Exercise description
Would you transcribe the listing that follows, character for character, and omit its images?

Material provided
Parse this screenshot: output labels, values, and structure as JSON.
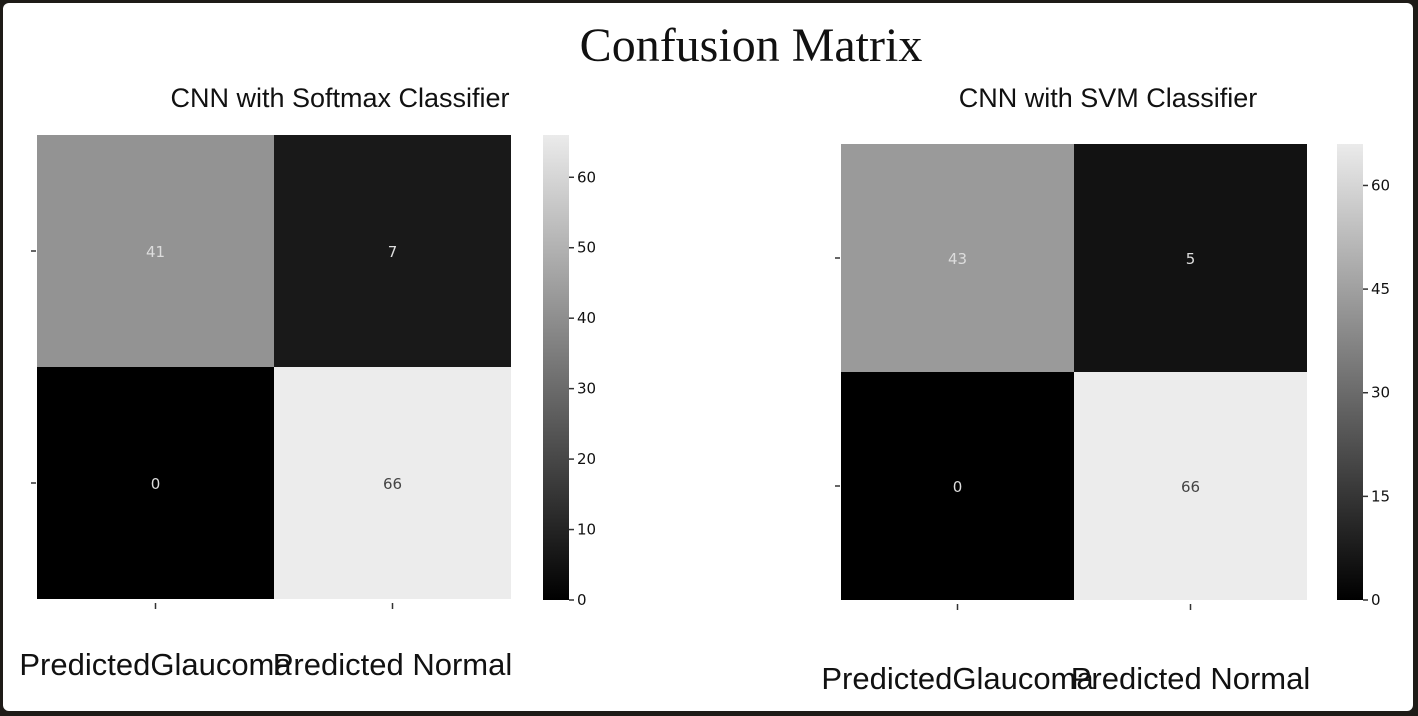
{
  "figure_title": "Confusion Matrix",
  "colors": {
    "low": "#000000",
    "high": "#ebebeb",
    "light_text": "#dddddd",
    "dark_text": "#444444"
  },
  "chart_data": [
    {
      "type": "heatmap",
      "title": "CNN with Softmax Classifier",
      "x_categories": [
        "PredictedGlaucoma",
        "Predicted Normal"
      ],
      "y_categories": [
        "",
        ""
      ],
      "values": [
        [
          41,
          7
        ],
        [
          0,
          66
        ]
      ],
      "colorbar": {
        "min": 0,
        "max": 66,
        "ticks": [
          0,
          10,
          20,
          30,
          40,
          50,
          60
        ],
        "colormap": "gray"
      }
    },
    {
      "type": "heatmap",
      "title": "CNN with SVM Classifier",
      "x_categories": [
        "PredictedGlaucoma",
        "Predicted Normal"
      ],
      "y_categories": [
        "",
        ""
      ],
      "values": [
        [
          43,
          5
        ],
        [
          0,
          66
        ]
      ],
      "colorbar": {
        "min": 0,
        "max": 66,
        "ticks": [
          0,
          15,
          30,
          45,
          60
        ],
        "colormap": "gray"
      }
    }
  ]
}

The result
Parse this screenshot: output labels, values, and structure as JSON.
{
  "figure_title": "Confusion Matrix",
  "colors": {
    "low": "#000000",
    "high": "#ebebeb",
    "light_text": "#dddddd",
    "dark_text": "#444444"
  },
  "chart_data": [
    {
      "type": "heatmap",
      "title": "CNN with Softmax Classifier",
      "x_categories": [
        "PredictedGlaucoma",
        "Predicted Normal"
      ],
      "y_categories": [
        "",
        ""
      ],
      "values": [
        [
          41,
          7
        ],
        [
          0,
          66
        ]
      ],
      "colorbar": {
        "min": 0,
        "max": 66,
        "ticks": [
          0,
          10,
          20,
          30,
          40,
          50,
          60
        ],
        "colormap": "gray"
      }
    },
    {
      "type": "heatmap",
      "title": "CNN with SVM Classifier",
      "x_categories": [
        "PredictedGlaucoma",
        "Predicted Normal"
      ],
      "y_categories": [
        "",
        ""
      ],
      "values": [
        [
          43,
          5
        ],
        [
          0,
          66
        ]
      ],
      "colorbar": {
        "min": 0,
        "max": 66,
        "ticks": [
          0,
          15,
          30,
          45,
          60
        ],
        "colormap": "gray"
      }
    }
  ]
}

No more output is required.